* [Task description]: Check each line for the string "исследований", then give only how many lines have it.

───── Listed records

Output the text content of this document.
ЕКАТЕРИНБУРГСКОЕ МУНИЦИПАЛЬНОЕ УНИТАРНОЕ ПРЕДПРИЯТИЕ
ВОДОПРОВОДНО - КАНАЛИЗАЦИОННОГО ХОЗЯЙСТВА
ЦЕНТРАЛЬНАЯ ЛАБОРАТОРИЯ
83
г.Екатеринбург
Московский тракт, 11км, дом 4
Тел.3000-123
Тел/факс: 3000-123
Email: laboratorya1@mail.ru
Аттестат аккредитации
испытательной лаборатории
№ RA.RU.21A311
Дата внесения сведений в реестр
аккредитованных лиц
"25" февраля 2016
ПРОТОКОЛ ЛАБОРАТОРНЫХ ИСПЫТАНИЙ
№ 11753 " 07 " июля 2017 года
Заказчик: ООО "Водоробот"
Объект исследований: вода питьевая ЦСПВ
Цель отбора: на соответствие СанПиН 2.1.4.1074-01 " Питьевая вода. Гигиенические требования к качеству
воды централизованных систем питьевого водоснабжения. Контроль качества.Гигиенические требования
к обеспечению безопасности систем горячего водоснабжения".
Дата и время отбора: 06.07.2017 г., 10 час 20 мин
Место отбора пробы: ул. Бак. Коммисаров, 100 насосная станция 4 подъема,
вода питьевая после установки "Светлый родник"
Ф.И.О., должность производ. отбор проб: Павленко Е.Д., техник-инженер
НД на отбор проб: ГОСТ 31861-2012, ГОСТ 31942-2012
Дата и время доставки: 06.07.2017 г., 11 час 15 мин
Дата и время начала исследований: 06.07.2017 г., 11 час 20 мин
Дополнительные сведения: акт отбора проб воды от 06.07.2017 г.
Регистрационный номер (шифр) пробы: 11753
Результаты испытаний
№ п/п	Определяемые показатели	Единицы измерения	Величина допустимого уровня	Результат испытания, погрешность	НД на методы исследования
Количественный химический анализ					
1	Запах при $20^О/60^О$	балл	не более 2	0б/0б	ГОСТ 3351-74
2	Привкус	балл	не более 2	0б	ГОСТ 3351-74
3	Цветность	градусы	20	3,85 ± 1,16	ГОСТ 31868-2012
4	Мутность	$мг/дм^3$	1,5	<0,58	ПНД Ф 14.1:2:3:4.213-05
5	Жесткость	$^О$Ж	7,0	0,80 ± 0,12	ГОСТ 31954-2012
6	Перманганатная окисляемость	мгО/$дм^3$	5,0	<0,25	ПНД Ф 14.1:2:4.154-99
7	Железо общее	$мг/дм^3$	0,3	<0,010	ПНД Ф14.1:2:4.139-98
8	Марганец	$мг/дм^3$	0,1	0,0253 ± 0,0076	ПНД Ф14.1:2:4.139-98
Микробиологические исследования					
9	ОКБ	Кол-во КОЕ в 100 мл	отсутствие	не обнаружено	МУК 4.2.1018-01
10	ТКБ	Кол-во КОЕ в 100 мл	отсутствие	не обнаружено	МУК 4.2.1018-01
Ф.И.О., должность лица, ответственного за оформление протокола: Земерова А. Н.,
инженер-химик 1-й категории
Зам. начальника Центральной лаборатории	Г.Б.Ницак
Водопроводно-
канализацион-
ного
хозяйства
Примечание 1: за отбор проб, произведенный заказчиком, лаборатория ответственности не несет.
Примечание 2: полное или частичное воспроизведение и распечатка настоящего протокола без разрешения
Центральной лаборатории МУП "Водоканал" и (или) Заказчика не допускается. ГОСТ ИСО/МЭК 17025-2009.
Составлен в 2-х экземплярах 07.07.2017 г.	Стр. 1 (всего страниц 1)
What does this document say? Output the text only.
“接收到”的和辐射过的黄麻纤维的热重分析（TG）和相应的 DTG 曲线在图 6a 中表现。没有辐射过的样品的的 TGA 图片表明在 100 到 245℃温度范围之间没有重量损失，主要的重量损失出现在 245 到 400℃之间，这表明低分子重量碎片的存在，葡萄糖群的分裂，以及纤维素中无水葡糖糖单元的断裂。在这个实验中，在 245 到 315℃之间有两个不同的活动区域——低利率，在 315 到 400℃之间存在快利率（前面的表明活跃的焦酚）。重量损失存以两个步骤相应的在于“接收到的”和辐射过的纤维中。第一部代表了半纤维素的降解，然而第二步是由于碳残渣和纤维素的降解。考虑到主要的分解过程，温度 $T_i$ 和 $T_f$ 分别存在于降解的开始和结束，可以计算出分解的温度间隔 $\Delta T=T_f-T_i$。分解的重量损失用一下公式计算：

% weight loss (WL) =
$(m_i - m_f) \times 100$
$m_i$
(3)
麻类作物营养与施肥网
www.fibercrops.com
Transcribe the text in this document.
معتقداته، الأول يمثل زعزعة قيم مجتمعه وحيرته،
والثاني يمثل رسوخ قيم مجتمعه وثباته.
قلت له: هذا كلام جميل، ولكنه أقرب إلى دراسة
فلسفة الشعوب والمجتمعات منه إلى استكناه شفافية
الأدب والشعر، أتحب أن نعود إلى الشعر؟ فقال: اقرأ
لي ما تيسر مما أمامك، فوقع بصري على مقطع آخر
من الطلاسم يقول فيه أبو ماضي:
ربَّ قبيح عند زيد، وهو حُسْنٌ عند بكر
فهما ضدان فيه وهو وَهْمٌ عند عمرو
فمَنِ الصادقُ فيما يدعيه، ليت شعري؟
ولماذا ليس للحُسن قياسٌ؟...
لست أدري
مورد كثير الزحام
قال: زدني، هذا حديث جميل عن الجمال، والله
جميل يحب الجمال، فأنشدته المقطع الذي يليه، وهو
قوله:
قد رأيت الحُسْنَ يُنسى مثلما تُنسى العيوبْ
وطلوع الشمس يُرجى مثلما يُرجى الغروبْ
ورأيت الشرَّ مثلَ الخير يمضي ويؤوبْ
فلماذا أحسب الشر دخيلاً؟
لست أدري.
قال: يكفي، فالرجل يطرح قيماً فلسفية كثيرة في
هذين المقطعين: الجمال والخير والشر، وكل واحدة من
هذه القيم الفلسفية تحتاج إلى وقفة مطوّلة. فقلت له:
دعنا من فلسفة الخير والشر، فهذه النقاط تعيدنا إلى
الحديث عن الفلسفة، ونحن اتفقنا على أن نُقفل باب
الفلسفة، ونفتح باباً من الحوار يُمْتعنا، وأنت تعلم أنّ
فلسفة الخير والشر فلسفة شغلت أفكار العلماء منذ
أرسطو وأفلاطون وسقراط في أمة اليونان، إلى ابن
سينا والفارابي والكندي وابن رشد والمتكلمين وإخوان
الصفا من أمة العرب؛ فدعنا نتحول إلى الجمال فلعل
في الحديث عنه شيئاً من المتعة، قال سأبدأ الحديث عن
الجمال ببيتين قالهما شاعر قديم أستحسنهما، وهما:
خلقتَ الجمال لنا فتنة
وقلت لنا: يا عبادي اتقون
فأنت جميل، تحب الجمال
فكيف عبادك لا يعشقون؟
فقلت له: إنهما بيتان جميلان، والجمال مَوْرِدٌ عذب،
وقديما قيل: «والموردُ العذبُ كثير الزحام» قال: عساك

──────────

* [Reply]: 2